Structured figure records:
□ □ □ □

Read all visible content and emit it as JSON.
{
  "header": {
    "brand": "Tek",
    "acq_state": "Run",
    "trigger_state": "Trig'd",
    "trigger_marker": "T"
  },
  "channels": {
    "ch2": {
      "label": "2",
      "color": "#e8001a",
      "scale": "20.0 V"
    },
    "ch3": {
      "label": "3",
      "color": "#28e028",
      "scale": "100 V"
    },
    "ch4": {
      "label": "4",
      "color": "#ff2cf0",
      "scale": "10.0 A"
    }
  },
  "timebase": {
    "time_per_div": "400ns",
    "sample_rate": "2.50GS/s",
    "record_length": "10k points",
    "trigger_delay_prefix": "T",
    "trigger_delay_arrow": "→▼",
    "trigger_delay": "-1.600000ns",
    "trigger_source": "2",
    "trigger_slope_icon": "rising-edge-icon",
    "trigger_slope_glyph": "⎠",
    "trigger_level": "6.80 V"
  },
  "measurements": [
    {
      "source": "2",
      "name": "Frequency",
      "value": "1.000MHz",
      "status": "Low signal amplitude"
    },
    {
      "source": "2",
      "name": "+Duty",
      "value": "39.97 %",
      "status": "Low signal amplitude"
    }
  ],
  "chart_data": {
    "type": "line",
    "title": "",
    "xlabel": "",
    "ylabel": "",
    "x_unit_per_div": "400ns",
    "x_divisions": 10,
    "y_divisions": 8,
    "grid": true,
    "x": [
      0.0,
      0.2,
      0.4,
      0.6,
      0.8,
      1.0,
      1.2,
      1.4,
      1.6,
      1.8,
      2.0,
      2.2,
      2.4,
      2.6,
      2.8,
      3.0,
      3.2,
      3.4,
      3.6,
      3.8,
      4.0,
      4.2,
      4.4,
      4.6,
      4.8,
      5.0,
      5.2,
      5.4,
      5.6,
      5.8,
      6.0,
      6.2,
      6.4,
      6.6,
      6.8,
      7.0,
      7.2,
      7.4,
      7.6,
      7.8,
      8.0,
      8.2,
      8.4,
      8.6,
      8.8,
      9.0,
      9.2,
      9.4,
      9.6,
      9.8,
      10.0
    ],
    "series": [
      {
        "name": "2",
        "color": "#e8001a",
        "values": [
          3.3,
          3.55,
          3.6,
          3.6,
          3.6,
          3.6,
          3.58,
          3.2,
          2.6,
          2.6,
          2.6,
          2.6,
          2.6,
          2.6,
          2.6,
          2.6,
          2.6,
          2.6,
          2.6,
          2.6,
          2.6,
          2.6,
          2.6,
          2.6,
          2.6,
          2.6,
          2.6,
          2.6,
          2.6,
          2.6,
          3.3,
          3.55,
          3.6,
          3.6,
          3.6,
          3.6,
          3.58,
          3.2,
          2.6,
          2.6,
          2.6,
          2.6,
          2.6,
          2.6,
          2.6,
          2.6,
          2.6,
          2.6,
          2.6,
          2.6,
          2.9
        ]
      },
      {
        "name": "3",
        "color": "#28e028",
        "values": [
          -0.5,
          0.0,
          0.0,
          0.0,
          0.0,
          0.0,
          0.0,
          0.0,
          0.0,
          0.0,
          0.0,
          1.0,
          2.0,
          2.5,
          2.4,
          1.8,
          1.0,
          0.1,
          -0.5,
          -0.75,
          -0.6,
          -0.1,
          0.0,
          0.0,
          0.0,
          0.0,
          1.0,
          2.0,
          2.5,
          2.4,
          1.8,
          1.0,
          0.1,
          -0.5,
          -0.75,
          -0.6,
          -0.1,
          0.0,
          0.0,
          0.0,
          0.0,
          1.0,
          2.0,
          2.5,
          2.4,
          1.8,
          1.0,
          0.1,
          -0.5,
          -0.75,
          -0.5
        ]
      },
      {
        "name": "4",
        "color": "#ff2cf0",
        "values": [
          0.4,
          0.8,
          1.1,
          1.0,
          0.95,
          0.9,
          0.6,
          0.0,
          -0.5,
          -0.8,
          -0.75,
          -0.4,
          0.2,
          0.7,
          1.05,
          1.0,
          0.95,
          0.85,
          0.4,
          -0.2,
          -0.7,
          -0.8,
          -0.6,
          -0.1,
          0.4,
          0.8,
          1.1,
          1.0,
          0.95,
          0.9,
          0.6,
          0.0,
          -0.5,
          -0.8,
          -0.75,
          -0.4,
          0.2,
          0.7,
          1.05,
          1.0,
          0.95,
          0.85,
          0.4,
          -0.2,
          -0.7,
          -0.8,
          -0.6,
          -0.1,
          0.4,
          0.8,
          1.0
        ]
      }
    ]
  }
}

□ □ □ □

§ **Problem to solve**
Please repeat the listing exactly, with nothing left out.

§ **Task answer**
Read all visible content and emit it as JSON.
{
  "header": {
    "brand": "Tek",
    "acq_state": "Run",
    "trigger_state": "Trig'd",
    "trigger_marker": "T"
  },
  "channels": {
    "ch2": {
      "label": "2",
      "color": "#e8001a",
      "scale": "20.0 V"
    },
    "ch3": {
      "label": "3",
      "color": "#28e028",
      "scale": "100 V"
    },
    "ch4": {
      "label": "4",
      "color": "#ff2cf0",
      "scale": "10.0 A"
    }
  },
  "timebase": {
    "time_per_div": "400ns",
    "sample_rate": "2.50GS/s",
    "record_length": "10k points",
    "trigger_delay_prefix": "T",
    "trigger_delay_arrow": "→▼",
    "trigger_delay": "-1.600000ns",
    "trigger_source": "2",
    "trigger_slope_icon": "rising-edge-icon",
    "trigger_slope_glyph": "⎠",
    "trigger_level": "6.80 V"
  },
  "measurements": [
    {
      "source": "2",
      "name": "Frequency",
      "value": "1.000MHz",
      "status": "Low signal amplitude"
    },
    {
      "source": "2",
      "name": "+Duty",
      "value": "39.97 %",
      "status": "Low signal amplitude"
    }
  ],
  "chart_data": {
    "type": "line",
    "title": "",
    "xlabel": "",
    "ylabel": "",
    "x_unit_per_div": "400ns",
    "x_divisions": 10,
    "y_divisions": 8,
    "grid": true,
    "x": [
      0.0,
      0.2,
      0.4,
      0.6,
      0.8,
      1.0,
      1.2,
      1.4,
      1.6,
      1.8,
      2.0,
      2.2,
      2.4,
      2.6,
      2.8,
      3.0,
      3.2,
      3.4,
      3.6,
      3.8,
      4.0,
      4.2,
      4.4,
      4.6,
      4.8,
      5.0,
      5.2,
      5.4,
      5.6,
      5.8,
      6.0,
      6.2,
      6.4,
      6.6,
      6.8,
      7.0,
      7.2,
      7.4,
      7.6,
      7.8,
      8.0,
      8.2,
      8.4,
      8.6,
      8.8,
      9.0,
      9.2,
      9.4,
      9.6,
      9.8,
      10.0
    ],
    "series": [
      {
        "name": "2",
        "color": "#e8001a",
        "values": [
          3.3,
          3.55,
          3.6,
          3.6,
          3.6,
          3.6,
          3.58,
          3.2,
          2.6,
          2.6,
          2.6,
          2.6,
          2.6,
          2.6,
          2.6,
          2.6,
          2.6,
          2.6,
          2.6,
          2.6,
          2.6,
          2.6,
          2.6,
          2.6,
          2.6,
          2.6,
          2.6,
          2.6,
          2.6,
          2.6,
          3.3,
          3.55,
          3.6,
          3.6,
          3.6,
          3.6,
          3.58,
          3.2,
          2.6,
          2.6,
          2.6,
          2.6,
          2.6,
          2.6,
          2.6,
          2.6,
          2.6,
          2.6,
          2.6,
          2.6,
          2.9
        ]
      },
      {
        "name": "3",
        "color": "#28e028",
        "values": [
          -0.5,
          0.0,
          0.0,
          0.0,
          0.0,
          0.0,
          0.0,
          0.0,
          0.0,
          0.0,
          0.0,
          1.0,
          2.0,
          2.5,
          2.4,
          1.8,
          1.0,
          0.1,
          -0.5,
          -0.75,
          -0.6,
          -0.1,
          0.0,
          0.0,
          0.0,
          0.0,
          1.0,
          2.0,
          2.5,
          2.4,
          1.8,
          1.0,
          0.1,
          -0.5,
          -0.75,
          -0.6,
          -0.1,
          0.0,
          0.0,
          0.0,
          0.0,
          1.0,
          2.0,
          2.5,
          2.4,
          1.8,
          1.0,
          0.1,
          -0.5,
          -0.75,
          -0.5
        ]
      },
      {
        "name": "4",
        "color": "#ff2cf0",
        "values": [
          0.4,
          0.8,
          1.1,
          1.0,
          0.95,
          0.9,
          0.6,
          0.0,
          -0.5,
          -0.8,
          -0.75,
          -0.4,
          0.2,
          0.7,
          1.05,
          1.0,
          0.95,
          0.85,
          0.4,
          -0.2,
          -0.7,
          -0.8,
          -0.6,
          -0.1,
          0.4,
          0.8,
          1.1,
          1.0,
          0.95,
          0.9,
          0.6,
          0.0,
          -0.5,
          -0.8,
          -0.75,
          -0.4,
          0.2,
          0.7,
          1.05,
          1.0,
          0.95,
          0.85,
          0.4,
          -0.2,
          -0.7,
          -0.8,
          -0.6,
          -0.1,
          0.4,
          0.8,
          1.0
        ]
      }
    ]
  }
}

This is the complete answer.